Your task is to tally the lines of the listing containing the word "текст" and report the figure alone.
──────────────────────────────
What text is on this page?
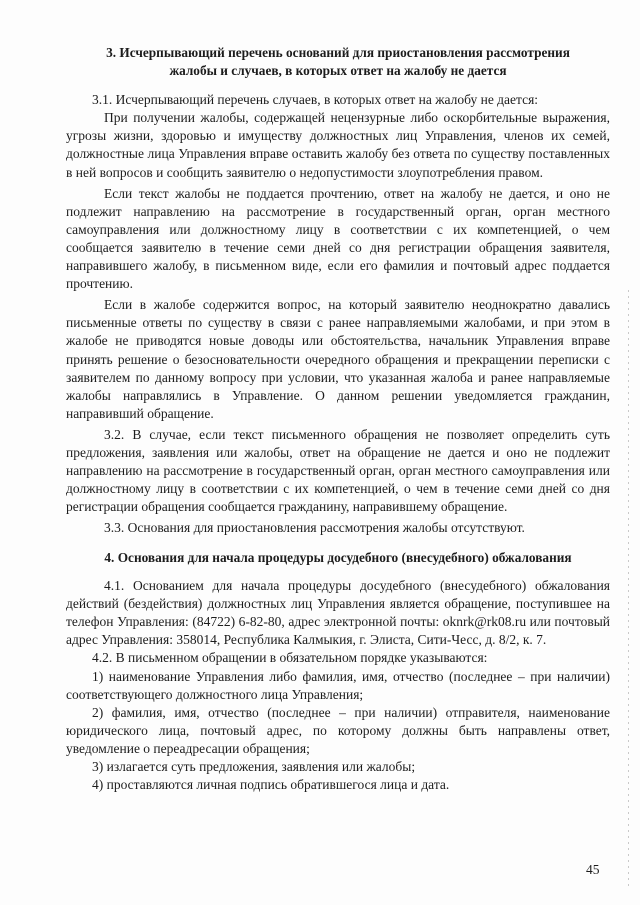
3. Исчерпывающий перечень оснований для приостановления рассмотрения
жалобы и случаев, в которых ответ на жалобу не дается

3.1. Исчерпывающий перечень случаев, в которых ответ на жалобу не дается:

При получении жалобы, содержащей нецензурные либо оскорбительные выражения, угрозы жизни, здоровью и имуществу должностных лиц Управления, членов их семей, должностные лица Управления вправе оставить жалобу без ответа по существу поставленных в ней вопросов и сообщить заявителю о недопустимости злоупотребления правом.

Если текст жалобы не поддается прочтению, ответ на жалобу не дается, и оно не подлежит направлению на рассмотрение в государственный орган, орган местного самоуправления или должностному лицу в соответствии с их компетенцией, о чем сообщается заявителю в течение семи дней со дня регистрации обращения заявителя, направившего жалобу, в письменном виде, если его фамилия и почтовый адрес поддается прочтению.

Если в жалобе содержится вопрос, на который заявителю неоднократно давались письменные ответы по существу в связи с ранее направляемыми жалобами, и при этом в жалобе не приводятся новые доводы или обстоятельства, начальник Управления вправе принять решение о безосновательности очередного обращения и прекращении переписки с заявителем по данному вопросу при условии, что указанная жалоба и ранее направляемые жалобы направлялись в Управление. О данном решении уведомляется гражданин, направивший обращение.

3.2. В случае, если текст письменного обращения не позволяет определить суть предложения, заявления или жалобы, ответ на обращение не дается и оно не подлежит направлению на рассмотрение в государственный орган, орган местного самоуправления или должностному лицу в соответствии с их компетенцией, о чем в течение семи дней со дня регистрации обращения сообщается гражданину, направившему обращение.

3.3. Основания для приостановления рассмотрения жалобы отсутствуют.

4. Основания для начала процедуры досудебного (внесудебного) обжалования

4.1. Основанием для начала процедуры досудебного (внесудебного) обжалования действий (бездействия) должностных лиц Управления является обращение, поступившее на телефон Управления: (84722) 6-82-80, адрес электронной почты: oknrk@rk08.ru или почтовый адрес Управления: 358014, Республика Калмыкия, г. Элиста, Сити-Чесс, д. 8/2, к. 7.

4.2. В письменном обращении в обязательном порядке указываются:

1) наименование Управления либо фамилия, имя, отчество (последнее – при наличии) соответствующего должностного лица Управления;

2) фамилия, имя, отчество (последнее – при наличии) отправителя, наименование юридического лица, почтовый адрес, по которому должны быть направлены ответ, уведомление о переадресации обращения;

3) излагается суть предложения, заявления или жалобы;

4) проставляются личная подпись обратившегося лица и дата.

45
──────────────────────────────
■ **TASK RESULT**: 2